- _WHAT TO WORK ON_
Look through the data below and return each line where "values" appears.

[Begin ENTRIES]

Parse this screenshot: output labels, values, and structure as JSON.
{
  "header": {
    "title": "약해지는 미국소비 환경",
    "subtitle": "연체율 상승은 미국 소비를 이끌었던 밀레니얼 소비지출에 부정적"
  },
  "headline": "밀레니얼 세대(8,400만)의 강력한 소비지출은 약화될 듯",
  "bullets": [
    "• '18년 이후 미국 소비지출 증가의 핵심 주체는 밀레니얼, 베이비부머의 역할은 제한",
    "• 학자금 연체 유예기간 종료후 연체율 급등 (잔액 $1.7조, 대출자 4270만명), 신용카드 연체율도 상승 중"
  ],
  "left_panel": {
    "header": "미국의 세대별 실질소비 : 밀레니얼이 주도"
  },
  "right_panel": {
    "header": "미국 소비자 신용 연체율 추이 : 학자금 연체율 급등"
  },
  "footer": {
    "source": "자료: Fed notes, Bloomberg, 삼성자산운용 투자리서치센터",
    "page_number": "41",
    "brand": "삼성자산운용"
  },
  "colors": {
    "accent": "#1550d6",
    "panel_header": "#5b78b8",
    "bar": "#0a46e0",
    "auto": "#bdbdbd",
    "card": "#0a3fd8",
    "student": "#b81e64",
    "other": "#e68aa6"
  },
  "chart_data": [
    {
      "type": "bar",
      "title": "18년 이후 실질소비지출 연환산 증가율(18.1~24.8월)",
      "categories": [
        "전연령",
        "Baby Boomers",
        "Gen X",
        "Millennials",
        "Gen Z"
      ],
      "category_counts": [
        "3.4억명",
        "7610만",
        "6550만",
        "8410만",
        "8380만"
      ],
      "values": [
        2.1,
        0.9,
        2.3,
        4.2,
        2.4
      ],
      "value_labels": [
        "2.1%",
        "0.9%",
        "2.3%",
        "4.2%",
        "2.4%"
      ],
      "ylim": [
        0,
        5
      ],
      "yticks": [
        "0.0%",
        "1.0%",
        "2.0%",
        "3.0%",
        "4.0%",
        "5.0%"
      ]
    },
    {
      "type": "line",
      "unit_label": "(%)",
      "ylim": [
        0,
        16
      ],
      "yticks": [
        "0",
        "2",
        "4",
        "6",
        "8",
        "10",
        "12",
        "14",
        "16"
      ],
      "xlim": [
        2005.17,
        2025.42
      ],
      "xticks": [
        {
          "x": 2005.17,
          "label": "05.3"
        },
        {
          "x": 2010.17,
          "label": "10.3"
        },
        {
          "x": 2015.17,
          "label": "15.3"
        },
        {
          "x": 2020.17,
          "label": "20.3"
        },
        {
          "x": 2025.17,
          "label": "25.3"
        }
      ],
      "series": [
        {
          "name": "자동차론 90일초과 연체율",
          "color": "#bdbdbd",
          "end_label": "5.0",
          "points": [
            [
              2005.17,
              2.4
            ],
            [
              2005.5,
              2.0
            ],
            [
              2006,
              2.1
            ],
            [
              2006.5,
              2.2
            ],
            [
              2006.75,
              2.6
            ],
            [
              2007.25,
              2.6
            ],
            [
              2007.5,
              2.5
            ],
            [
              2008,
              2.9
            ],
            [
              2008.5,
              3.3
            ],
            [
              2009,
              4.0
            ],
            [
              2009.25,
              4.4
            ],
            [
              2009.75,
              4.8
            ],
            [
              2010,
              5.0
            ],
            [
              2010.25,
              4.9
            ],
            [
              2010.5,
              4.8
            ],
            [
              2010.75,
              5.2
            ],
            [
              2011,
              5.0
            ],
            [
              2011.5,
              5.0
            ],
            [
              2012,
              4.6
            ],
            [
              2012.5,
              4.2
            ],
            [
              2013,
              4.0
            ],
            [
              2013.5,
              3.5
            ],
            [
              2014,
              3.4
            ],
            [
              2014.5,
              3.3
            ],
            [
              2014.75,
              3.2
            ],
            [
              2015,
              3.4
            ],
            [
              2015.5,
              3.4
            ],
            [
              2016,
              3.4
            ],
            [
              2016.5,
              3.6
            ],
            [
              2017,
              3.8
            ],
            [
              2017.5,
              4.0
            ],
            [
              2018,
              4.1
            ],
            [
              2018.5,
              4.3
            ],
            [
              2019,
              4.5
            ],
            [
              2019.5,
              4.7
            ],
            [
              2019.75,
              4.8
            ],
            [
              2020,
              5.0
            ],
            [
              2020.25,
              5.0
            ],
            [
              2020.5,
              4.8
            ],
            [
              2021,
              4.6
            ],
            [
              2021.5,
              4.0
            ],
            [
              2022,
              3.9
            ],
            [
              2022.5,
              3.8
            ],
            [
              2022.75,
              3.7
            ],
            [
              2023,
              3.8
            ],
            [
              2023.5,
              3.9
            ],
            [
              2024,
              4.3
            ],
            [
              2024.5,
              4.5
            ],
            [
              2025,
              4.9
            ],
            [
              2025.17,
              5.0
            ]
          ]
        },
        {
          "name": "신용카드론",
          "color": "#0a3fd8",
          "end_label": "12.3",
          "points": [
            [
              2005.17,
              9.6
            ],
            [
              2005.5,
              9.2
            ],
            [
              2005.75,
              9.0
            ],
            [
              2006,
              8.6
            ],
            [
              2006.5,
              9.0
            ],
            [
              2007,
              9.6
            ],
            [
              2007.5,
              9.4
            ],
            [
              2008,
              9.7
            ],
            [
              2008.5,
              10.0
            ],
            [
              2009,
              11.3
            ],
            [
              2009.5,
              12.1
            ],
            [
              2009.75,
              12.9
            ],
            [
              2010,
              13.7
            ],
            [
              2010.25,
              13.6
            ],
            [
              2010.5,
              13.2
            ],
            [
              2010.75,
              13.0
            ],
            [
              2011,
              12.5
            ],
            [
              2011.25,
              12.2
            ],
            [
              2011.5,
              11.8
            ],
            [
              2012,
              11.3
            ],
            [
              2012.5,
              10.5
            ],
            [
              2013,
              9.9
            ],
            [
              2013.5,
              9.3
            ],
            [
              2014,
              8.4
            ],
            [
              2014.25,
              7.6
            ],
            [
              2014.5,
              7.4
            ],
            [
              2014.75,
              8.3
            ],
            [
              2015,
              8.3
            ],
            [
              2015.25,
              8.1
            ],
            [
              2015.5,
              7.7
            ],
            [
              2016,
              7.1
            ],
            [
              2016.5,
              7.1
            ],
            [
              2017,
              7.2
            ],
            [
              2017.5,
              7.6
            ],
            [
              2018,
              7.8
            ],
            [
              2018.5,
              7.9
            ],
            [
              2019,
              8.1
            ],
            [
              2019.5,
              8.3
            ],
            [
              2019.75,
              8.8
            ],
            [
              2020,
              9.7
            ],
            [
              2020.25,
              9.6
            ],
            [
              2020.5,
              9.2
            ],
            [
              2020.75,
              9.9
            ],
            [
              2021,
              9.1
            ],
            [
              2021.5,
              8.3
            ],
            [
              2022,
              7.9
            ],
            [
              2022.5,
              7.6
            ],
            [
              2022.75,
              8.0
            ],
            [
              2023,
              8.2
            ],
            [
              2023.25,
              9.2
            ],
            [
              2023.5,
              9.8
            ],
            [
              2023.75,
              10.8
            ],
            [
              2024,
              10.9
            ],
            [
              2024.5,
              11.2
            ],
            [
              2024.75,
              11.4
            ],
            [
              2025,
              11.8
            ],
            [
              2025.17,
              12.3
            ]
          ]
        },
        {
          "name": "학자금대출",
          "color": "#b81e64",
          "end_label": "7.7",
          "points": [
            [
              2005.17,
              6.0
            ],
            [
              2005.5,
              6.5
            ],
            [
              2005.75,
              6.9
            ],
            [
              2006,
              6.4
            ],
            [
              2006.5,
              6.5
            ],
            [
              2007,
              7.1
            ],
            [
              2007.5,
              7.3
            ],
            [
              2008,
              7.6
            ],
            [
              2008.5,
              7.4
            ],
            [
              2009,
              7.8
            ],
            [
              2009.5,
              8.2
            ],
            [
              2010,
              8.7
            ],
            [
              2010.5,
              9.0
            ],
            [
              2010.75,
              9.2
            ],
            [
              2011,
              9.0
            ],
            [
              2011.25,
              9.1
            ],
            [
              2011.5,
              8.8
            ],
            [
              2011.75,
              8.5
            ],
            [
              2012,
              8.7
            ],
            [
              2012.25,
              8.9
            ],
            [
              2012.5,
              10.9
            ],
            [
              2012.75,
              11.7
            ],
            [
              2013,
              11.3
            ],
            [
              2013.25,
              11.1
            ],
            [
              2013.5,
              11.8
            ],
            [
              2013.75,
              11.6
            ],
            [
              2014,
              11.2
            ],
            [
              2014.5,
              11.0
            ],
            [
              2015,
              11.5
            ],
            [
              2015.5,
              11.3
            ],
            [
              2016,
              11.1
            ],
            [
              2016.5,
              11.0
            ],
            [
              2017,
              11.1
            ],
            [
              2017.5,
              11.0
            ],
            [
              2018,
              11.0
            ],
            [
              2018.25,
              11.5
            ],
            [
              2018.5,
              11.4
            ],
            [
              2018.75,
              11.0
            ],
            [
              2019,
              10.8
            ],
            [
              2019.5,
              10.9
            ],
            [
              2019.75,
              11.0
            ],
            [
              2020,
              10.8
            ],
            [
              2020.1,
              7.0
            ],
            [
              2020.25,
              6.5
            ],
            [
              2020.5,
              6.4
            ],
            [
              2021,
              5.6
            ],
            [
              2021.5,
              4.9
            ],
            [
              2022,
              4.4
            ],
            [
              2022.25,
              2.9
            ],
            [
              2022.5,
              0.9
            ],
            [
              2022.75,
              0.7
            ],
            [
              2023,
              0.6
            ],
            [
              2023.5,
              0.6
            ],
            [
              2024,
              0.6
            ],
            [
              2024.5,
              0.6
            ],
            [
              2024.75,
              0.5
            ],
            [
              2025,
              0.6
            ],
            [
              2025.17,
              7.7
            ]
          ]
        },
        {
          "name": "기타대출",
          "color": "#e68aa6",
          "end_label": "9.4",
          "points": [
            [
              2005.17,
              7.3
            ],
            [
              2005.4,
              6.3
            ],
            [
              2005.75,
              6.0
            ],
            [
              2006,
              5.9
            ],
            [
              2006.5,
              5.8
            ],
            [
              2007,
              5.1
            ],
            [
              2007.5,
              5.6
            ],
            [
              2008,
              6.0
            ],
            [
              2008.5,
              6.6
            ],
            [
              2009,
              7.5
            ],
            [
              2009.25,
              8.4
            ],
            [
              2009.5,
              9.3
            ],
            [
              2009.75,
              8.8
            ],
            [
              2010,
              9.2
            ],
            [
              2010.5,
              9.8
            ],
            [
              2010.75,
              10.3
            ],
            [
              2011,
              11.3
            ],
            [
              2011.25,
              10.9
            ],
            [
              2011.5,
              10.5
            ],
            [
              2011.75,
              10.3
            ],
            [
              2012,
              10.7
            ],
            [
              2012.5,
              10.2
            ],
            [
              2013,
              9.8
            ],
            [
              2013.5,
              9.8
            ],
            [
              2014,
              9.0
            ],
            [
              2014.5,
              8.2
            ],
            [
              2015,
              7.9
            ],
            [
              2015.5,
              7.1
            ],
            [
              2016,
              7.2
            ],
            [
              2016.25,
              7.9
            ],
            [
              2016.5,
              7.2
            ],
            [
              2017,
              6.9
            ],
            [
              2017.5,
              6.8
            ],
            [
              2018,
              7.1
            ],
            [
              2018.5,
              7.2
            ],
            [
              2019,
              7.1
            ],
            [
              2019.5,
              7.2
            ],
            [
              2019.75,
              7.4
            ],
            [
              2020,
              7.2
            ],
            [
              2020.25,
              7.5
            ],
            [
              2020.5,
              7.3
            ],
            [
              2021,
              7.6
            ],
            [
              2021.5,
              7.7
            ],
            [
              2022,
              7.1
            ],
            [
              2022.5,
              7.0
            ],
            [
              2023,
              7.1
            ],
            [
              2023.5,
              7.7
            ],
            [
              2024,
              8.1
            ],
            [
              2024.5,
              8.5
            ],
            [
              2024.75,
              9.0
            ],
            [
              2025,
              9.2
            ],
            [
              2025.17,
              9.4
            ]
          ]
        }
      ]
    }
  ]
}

[End ENTRIES]

- _EXERCISE SOLUTION_
Parse this screenshot: output labels, values, and structure as JSON.
      "values": [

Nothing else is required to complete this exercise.